▶ **Provided records**
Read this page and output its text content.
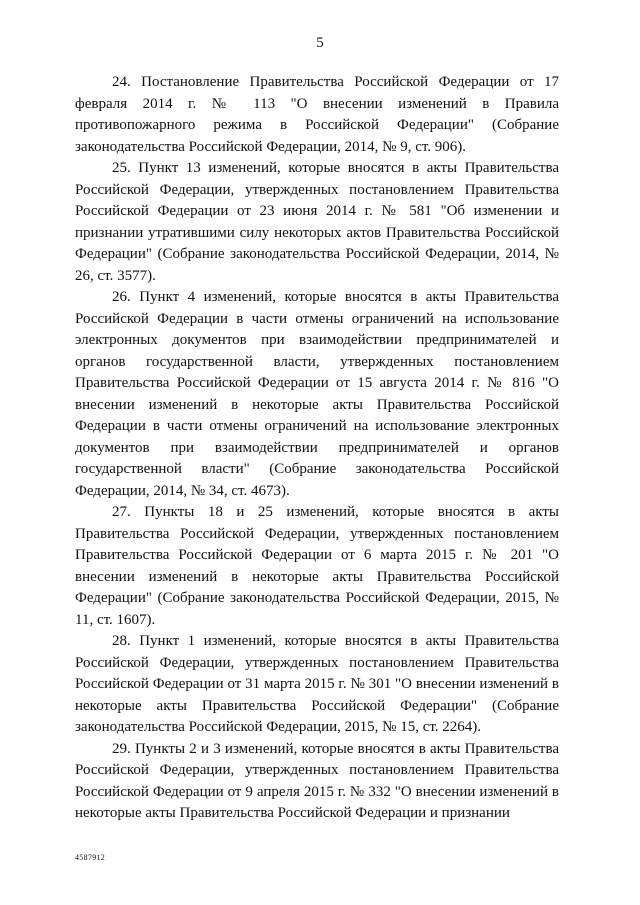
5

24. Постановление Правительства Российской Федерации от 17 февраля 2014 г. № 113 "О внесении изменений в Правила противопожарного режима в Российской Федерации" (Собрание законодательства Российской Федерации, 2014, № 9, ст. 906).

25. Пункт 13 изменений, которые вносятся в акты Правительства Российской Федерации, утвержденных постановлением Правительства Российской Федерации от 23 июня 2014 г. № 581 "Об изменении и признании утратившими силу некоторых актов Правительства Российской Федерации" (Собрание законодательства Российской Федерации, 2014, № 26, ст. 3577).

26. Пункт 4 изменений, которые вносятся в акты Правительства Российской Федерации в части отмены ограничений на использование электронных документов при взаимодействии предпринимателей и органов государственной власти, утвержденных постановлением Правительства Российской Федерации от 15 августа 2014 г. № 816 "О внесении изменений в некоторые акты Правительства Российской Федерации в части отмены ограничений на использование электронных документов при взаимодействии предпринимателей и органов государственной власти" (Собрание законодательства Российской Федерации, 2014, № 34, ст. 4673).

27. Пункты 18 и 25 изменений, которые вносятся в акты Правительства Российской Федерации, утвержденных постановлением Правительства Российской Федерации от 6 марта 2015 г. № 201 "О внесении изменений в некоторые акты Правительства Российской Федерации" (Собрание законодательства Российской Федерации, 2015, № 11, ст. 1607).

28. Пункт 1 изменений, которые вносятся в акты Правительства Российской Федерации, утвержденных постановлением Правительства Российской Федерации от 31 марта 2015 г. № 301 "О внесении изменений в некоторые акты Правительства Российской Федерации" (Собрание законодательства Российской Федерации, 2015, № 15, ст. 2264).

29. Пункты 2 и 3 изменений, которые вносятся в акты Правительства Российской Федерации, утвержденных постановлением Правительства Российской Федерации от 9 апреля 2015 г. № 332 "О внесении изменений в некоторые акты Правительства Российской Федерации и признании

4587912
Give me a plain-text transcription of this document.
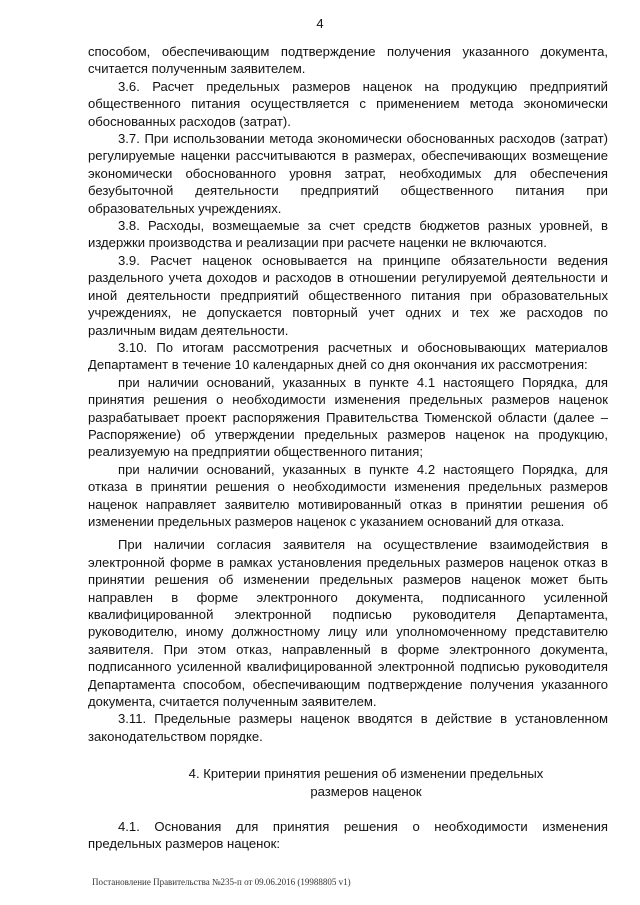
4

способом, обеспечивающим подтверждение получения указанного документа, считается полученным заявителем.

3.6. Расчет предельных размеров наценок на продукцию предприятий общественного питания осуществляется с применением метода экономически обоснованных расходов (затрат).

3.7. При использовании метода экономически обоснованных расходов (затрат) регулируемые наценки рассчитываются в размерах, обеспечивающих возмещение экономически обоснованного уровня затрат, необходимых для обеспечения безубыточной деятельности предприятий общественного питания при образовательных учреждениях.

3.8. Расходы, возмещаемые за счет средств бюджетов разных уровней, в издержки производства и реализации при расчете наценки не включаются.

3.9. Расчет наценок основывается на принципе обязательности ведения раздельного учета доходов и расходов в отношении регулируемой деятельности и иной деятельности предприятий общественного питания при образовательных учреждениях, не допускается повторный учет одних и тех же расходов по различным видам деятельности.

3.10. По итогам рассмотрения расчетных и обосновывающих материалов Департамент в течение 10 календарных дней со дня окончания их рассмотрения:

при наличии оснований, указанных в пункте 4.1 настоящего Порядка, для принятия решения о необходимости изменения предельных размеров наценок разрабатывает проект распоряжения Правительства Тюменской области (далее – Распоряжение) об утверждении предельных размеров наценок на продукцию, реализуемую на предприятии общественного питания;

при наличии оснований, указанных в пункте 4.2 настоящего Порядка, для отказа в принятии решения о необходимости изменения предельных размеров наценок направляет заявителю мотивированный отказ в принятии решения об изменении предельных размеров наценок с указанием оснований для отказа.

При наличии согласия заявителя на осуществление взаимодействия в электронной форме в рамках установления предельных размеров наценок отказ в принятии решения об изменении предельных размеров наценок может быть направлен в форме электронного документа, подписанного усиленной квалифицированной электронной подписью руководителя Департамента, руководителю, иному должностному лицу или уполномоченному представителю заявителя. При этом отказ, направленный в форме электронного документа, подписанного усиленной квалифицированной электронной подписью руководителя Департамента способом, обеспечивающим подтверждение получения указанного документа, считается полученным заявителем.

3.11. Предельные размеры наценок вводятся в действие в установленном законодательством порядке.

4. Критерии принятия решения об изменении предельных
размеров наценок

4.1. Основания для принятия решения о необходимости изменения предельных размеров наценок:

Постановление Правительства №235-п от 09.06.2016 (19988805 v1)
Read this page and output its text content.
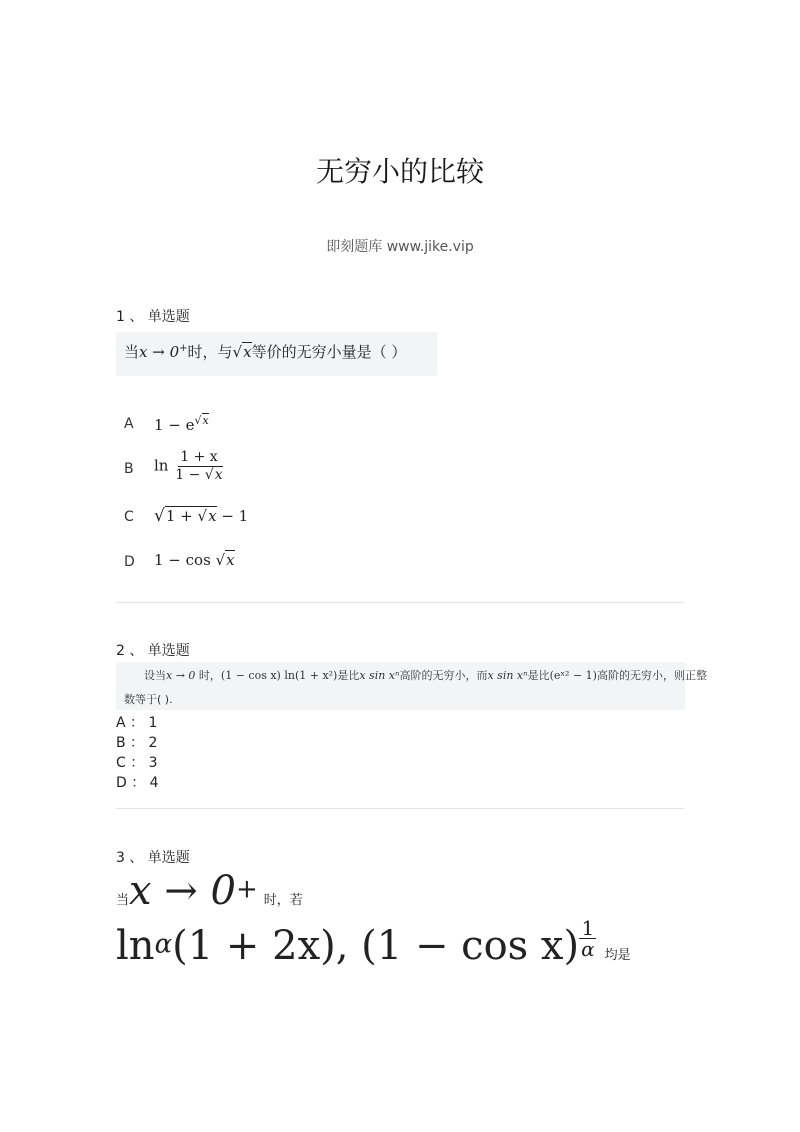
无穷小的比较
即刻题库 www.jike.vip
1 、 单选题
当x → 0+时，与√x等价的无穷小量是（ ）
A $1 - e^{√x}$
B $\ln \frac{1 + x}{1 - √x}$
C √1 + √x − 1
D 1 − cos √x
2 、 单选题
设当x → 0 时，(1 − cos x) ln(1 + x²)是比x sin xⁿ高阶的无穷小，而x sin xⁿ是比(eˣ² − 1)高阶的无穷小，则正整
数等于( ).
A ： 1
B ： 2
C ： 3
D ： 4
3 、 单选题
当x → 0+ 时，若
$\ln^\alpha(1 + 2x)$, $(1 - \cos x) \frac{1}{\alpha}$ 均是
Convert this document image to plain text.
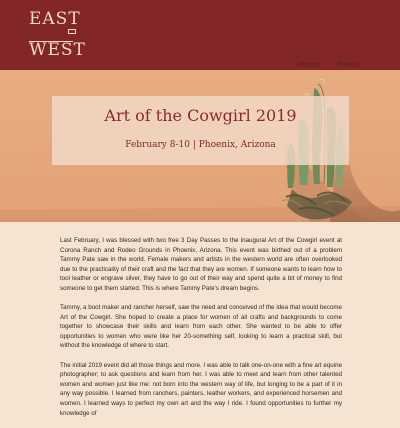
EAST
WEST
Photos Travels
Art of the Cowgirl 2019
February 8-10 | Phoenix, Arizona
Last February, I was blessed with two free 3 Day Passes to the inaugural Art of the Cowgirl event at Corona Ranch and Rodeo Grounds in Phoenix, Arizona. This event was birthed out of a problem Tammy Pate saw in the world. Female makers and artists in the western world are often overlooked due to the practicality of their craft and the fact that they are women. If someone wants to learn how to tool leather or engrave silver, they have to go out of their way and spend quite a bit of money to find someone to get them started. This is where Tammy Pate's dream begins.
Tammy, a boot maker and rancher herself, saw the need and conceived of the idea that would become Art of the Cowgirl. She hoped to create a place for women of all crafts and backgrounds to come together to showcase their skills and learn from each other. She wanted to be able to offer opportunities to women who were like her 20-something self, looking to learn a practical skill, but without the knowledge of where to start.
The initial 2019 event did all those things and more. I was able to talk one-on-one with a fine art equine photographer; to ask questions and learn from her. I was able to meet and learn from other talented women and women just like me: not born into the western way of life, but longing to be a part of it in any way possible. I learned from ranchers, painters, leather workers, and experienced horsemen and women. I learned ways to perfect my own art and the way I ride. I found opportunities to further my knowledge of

▶ **Requirement**
Without including any picture, retype the entries exactly.

▶ **Completed exercise**
Read this page and output its text content.
5

24. Постановление Правительства Российской Федерации от 17 февраля 2014 г. № 113 "О внесении изменений в Правила противопожарного режима в Российской Федерации" (Собрание законодательства Российской Федерации, 2014, № 9, ст. 906).

25. Пункт 13 изменений, которые вносятся в акты Правительства Российской Федерации, утвержденных постановлением Правительства Российской Федерации от 23 июня 2014 г. № 581 "Об изменении и признании утратившими силу некоторых актов Правительства Российской Федерации" (Собрание законодательства Российской Федерации, 2014, № 26, ст. 3577).

26. Пункт 4 изменений, которые вносятся в акты Правительства Российской Федерации в части отмены ограничений на использование электронных документов при взаимодействии предпринимателей и органов государственной власти, утвержденных постановлением Правительства Российской Федерации от 15 августа 2014 г. № 816 "О внесении изменений в некоторые акты Правительства Российской Федерации в части отмены ограничений на использование электронных документов при взаимодействии предпринимателей и органов государственной власти" (Собрание законодательства Российской Федерации, 2014, № 34, ст. 4673).

27. Пункты 18 и 25 изменений, которые вносятся в акты Правительства Российской Федерации, утвержденных постановлением Правительства Российской Федерации от 6 марта 2015 г. № 201 "О внесении изменений в некоторые акты Правительства Российской Федерации" (Собрание законодательства Российской Федерации, 2015, № 11, ст. 1607).

28. Пункт 1 изменений, которые вносятся в акты Правительства Российской Федерации, утвержденных постановлением Правительства Российской Федерации от 31 марта 2015 г. № 301 "О внесении изменений в некоторые акты Правительства Российской Федерации" (Собрание законодательства Российской Федерации, 2015, № 15, ст. 2264).

29. Пункты 2 и 3 изменений, которые вносятся в акты Правительства Российской Федерации, утвержденных постановлением Правительства Российской Федерации от 9 апреля 2015 г. № 332 "О внесении изменений в некоторые акты Правительства Российской Федерации и признании

4587912
Give me a plain-text transcription of this document.
4

способом, обеспечивающим подтверждение получения указанного документа, считается полученным заявителем.

3.6. Расчет предельных размеров наценок на продукцию предприятий общественного питания осуществляется с применением метода экономически обоснованных расходов (затрат).

3.7. При использовании метода экономически обоснованных расходов (затрат) регулируемые наценки рассчитываются в размерах, обеспечивающих возмещение экономически обоснованного уровня затрат, необходимых для обеспечения безубыточной деятельности предприятий общественного питания при образовательных учреждениях.

3.8. Расходы, возмещаемые за счет средств бюджетов разных уровней, в издержки производства и реализации при расчете наценки не включаются.

3.9. Расчет наценок основывается на принципе обязательности ведения раздельного учета доходов и расходов в отношении регулируемой деятельности и иной деятельности предприятий общественного питания при образовательных учреждениях, не допускается повторный учет одних и тех же расходов по различным видам деятельности.

3.10. По итогам рассмотрения расчетных и обосновывающих материалов Департамент в течение 10 календарных дней со дня окончания их рассмотрения:

при наличии оснований, указанных в пункте 4.1 настоящего Порядка, для принятия решения о необходимости изменения предельных размеров наценок разрабатывает проект распоряжения Правительства Тюменской области (далее – Распоряжение) об утверждении предельных размеров наценок на продукцию, реализуемую на предприятии общественного питания;

при наличии оснований, указанных в пункте 4.2 настоящего Порядка, для отказа в принятии решения о необходимости изменения предельных размеров наценок направляет заявителю мотивированный отказ в принятии решения об изменении предельных размеров наценок с указанием оснований для отказа.

При наличии согласия заявителя на осуществление взаимодействия в электронной форме в рамках установления предельных размеров наценок отказ в принятии решения об изменении предельных размеров наценок может быть направлен в форме электронного документа, подписанного усиленной квалифицированной электронной подписью руководителя Департамента, руководителю, иному должностному лицу или уполномоченному представителю заявителя. При этом отказ, направленный в форме электронного документа, подписанного усиленной квалифицированной электронной подписью руководителя Департамента способом, обеспечивающим подтверждение получения указанного документа, считается полученным заявителем.

3.11. Предельные размеры наценок вводятся в действие в установленном законодательством порядке.

4. Критерии принятия решения об изменении предельных
размеров наценок

4.1. Основания для принятия решения о необходимости изменения предельных размеров наценок:

Постановление Правительства №235-п от 09.06.2016 (19988805 v1)
Read this page and output its text content.
无穷小的比较
即刻题库 www.jike.vip
1 、 单选题
当x → 0+时，与√x等价的无穷小量是（ ）
A $1 - e^{√x}$
B $\ln \frac{1 + x}{1 - √x}$
C √1 + √x − 1
D 1 − cos √x
2 、 单选题
设当x → 0 时，(1 − cos x) ln(1 + x²)是比x sin xⁿ高阶的无穷小，而x sin xⁿ是比(eˣ² − 1)高阶的无穷小，则正整
数等于( ).
A ： 1
B ： 2
C ： 3
D ： 4
3 、 单选题
当x → 0+ 时，若
$\ln^\alpha(1 + 2x)$, $(1 - \cos x) \frac{1}{\alpha}$ 均是
Convert this document image to plain text.
EAST
WEST
Photos Travels
Art of the Cowgirl 2019
February 8-10 | Phoenix, Arizona
Last February, I was blessed with two free 3 Day Passes to the inaugural Art of the Cowgirl event at Corona Ranch and Rodeo Grounds in Phoenix, Arizona. This event was birthed out of a problem Tammy Pate saw in the world. Female makers and artists in the western world are often overlooked due to the practicality of their craft and the fact that they are women. If someone wants to learn how to tool leather or engrave silver, they have to go out of their way and spend quite a bit of money to find someone to get them started. This is where Tammy Pate's dream begins.
Tammy, a boot maker and rancher herself, saw the need and conceived of the idea that would become Art of the Cowgirl. She hoped to create a place for women of all crafts and backgrounds to come together to showcase their skills and learn from each other. She wanted to be able to offer opportunities to women who were like her 20-something self, looking to learn a practical skill, but without the knowledge of where to start.
The initial 2019 event did all those things and more. I was able to talk one-on-one with a fine art equine photographer; to ask questions and learn from her. I was able to meet and learn from other talented women and women just like me: not born into the western way of life, but longing to be a part of it in any way possible. I learned from ranchers, painters, leather workers, and experienced horsemen and women. I learned ways to perfect my own art and the way I ride. I found opportunities to further my knowledge of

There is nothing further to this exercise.